> [Task]: Find each line with the word "image" and copy it.

--- --- ---

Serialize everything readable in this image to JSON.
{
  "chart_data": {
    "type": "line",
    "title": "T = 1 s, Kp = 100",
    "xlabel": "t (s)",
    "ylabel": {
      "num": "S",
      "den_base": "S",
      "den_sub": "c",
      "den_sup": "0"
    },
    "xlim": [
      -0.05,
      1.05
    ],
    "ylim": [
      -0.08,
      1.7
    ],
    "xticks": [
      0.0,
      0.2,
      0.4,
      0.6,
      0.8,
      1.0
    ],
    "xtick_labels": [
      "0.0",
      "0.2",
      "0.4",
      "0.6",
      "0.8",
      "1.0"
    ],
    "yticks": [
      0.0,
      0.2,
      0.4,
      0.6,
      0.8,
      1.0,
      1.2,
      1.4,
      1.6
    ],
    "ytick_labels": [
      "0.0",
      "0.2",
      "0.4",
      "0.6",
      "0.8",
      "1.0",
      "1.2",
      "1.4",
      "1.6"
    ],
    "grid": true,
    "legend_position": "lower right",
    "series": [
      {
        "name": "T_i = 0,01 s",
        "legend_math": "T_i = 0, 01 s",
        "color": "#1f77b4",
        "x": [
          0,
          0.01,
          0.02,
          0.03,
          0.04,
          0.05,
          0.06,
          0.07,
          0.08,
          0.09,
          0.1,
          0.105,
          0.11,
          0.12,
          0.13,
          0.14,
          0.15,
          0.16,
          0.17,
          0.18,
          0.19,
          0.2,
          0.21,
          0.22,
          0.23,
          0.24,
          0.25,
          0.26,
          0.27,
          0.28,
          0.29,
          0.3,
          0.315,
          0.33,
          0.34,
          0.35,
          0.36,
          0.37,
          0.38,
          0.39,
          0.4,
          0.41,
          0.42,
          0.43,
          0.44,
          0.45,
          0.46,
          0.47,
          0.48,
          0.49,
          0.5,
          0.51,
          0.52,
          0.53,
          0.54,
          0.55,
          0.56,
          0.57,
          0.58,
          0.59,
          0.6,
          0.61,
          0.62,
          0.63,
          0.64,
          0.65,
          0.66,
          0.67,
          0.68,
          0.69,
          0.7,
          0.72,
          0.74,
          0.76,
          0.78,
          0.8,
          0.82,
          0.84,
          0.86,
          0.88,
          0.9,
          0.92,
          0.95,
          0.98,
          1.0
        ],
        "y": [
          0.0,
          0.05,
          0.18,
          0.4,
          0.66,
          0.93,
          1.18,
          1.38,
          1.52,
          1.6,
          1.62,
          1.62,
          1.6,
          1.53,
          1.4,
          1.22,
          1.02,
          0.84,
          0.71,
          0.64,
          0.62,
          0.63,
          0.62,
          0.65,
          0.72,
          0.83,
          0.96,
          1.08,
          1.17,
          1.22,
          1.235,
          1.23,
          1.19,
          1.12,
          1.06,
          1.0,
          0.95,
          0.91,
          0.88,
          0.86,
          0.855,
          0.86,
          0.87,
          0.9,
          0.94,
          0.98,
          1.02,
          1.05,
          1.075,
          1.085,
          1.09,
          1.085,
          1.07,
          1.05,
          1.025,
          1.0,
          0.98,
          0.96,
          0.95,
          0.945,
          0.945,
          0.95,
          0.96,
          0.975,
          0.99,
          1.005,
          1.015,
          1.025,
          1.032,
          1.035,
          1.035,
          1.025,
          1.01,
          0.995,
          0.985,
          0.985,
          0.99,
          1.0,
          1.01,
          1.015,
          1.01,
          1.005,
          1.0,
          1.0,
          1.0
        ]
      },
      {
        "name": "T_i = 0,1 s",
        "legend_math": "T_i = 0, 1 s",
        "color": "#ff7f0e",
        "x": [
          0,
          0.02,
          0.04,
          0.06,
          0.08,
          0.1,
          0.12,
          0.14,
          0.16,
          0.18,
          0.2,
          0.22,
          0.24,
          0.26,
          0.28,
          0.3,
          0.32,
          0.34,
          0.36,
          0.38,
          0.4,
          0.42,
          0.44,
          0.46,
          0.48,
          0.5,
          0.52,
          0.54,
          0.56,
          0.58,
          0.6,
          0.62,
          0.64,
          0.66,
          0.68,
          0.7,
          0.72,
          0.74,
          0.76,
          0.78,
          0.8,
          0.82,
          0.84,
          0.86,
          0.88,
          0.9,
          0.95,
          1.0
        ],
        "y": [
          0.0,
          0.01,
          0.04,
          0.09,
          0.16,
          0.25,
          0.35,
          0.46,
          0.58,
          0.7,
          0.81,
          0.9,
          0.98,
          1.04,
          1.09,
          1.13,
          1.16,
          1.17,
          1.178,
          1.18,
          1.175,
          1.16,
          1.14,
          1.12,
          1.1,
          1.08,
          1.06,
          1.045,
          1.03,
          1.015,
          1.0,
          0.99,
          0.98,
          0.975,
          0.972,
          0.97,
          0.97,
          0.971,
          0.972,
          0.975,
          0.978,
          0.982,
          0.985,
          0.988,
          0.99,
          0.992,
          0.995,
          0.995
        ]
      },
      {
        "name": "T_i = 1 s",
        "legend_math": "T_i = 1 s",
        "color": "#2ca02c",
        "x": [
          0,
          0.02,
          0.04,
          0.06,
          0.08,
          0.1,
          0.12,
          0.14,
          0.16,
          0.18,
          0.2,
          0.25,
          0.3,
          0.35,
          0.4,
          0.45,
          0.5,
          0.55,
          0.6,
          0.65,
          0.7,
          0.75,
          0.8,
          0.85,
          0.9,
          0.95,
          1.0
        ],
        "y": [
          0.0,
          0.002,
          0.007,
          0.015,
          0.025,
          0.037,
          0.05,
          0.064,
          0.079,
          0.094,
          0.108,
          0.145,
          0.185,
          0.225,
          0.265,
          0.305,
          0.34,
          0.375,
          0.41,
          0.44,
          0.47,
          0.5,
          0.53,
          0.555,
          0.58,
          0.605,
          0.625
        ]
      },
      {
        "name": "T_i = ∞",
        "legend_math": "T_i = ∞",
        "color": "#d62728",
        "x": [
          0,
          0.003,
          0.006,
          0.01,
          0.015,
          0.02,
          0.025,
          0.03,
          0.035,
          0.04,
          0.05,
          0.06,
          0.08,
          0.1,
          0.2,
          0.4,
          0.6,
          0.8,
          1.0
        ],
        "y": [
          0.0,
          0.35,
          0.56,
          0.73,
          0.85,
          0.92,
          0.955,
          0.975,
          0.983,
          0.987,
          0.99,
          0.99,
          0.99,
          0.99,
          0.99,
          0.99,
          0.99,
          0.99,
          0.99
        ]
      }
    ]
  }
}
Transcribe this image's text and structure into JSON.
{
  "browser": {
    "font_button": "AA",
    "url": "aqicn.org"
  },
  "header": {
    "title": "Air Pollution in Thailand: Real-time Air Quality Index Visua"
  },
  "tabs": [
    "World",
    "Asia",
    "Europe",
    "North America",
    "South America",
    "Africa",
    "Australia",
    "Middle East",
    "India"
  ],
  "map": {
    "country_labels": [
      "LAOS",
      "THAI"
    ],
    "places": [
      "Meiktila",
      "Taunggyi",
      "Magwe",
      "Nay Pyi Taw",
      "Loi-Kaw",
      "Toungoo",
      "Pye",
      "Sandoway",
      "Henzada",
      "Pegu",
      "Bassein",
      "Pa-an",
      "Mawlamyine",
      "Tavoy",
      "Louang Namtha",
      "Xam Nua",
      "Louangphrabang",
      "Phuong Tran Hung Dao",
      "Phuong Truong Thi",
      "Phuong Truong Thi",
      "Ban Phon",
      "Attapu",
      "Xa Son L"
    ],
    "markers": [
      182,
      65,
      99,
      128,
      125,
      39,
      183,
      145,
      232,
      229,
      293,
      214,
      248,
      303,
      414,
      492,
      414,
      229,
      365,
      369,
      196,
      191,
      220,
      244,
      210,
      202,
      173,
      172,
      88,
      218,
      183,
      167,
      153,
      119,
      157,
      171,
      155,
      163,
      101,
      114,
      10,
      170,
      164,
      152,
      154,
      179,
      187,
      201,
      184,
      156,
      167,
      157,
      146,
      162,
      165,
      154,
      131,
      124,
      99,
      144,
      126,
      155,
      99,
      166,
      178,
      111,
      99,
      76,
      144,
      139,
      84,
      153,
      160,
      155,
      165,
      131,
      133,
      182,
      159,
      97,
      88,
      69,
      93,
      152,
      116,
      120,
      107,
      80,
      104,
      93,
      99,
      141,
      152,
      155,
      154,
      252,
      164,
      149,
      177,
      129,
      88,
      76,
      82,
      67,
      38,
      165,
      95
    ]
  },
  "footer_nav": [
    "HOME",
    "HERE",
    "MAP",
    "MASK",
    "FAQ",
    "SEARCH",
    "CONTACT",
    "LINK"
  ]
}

--- --- ---

> [The result]:
Serialize everything readable in this image to JSON.
Transcribe this image's text and structure into JSON.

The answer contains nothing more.